### Materials provided

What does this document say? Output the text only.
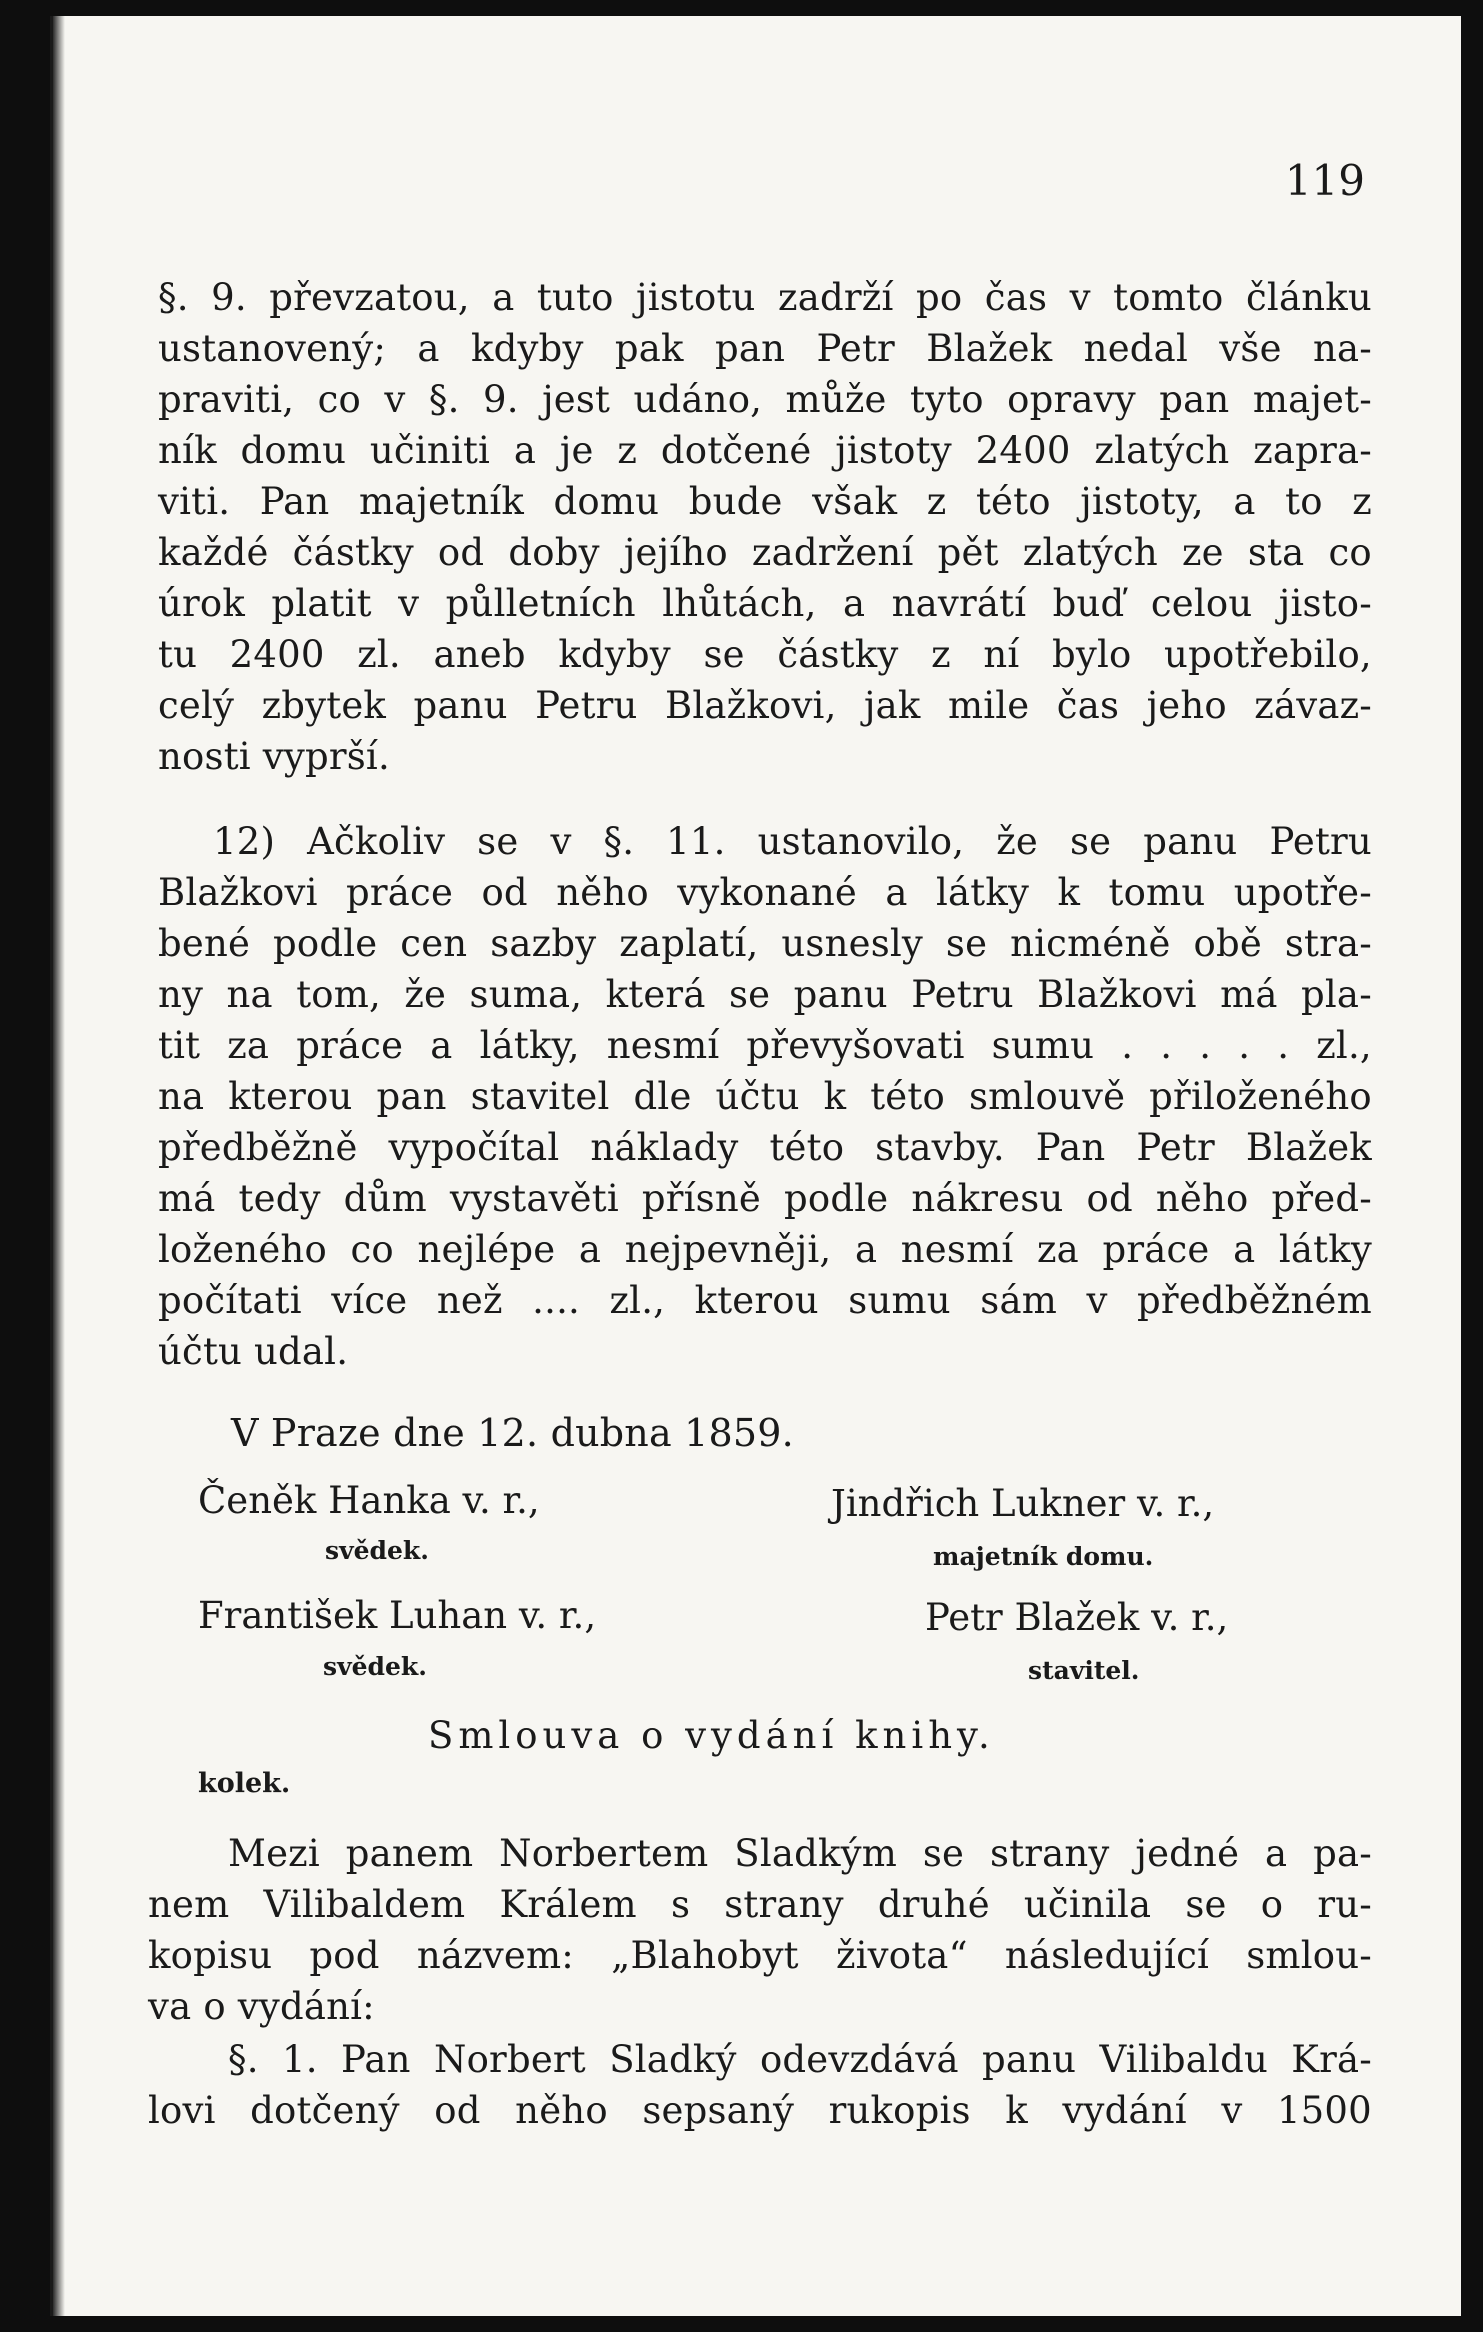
119
§. 9. převzatou, a tuto jistotu zadrží po čas v tomto článku
ustanovený; a kdyby pak pan Petr Blažek nedal vše na-
praviti, co v §. 9. jest udáno, může tyto opravy pan majet-
ník domu učiniti a je z dotčené jistoty 2400 zlatých zapra-
viti. Pan majetník domu bude však z této jistoty, a to z
každé částky od doby jejího zadržení pět zlatých ze sta co
úrok platit v půlletních lhůtách, a navrátí buď celou jisto-
tu 2400 zl. aneb kdyby se částky z ní bylo upotřebilo,
celý zbytek panu Petru Blažkovi, jak mile čas jeho závaz-
nosti vyprší.
12) Ačkoliv se v §. 11. ustanovilo, že se panu Petru
Blažkovi práce od něho vykonané a látky k tomu upotře-
bené podle cen sazby zaplatí, usnesly se nicméně obě stra-
ny na tom, že suma, která se panu Petru Blažkovi má pla-
tit za práce a látky, nesmí převyšovati sumu . . . . . zl.,
na kterou pan stavitel dle účtu k této smlouvě přiloženého
předběžně vypočítal náklady této stavby. Pan Petr Blažek
má tedy dům vystavěti přísně podle nákresu od něho před-
loženého co nejlépe a nejpevněji, a nesmí za práce a látky
počítati více než .... zl., kterou sumu sám v předběžném
účtu udal.
V Praze dne 12. dubna 1859.
Čeněk Hanka v. r.,
svědek.
Jindřich Lukner v. r.,
majetník domu.
František Luhan v. r.,
svědek.
Petr Blažek v. r.,
stavitel.
Smlouva o vydání knihy.
kolek.
Mezi panem Norbertem Sladkým se strany jedné a pa-
nem Vilibaldem Králem s strany druhé učinila se o ru-
kopisu pod názvem: „Blahobyt života“ následující smlou-
va o vydání:
§. 1. Pan Norbert Sladký odevzdává panu Vilibaldu Krá-
lovi dotčený od něho sepsaný rukopis k vydání v 1500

### What you need to do
Please list every line of the records that contains "látky".

### Exercise output
Blažkovi práce od něho vykonané a látky k tomu upotře-
tit za práce a látky, nesmí převyšovati sumu . . . . . zl.,
loženého co nejlépe a nejpevněji, a nesmí za práce a látky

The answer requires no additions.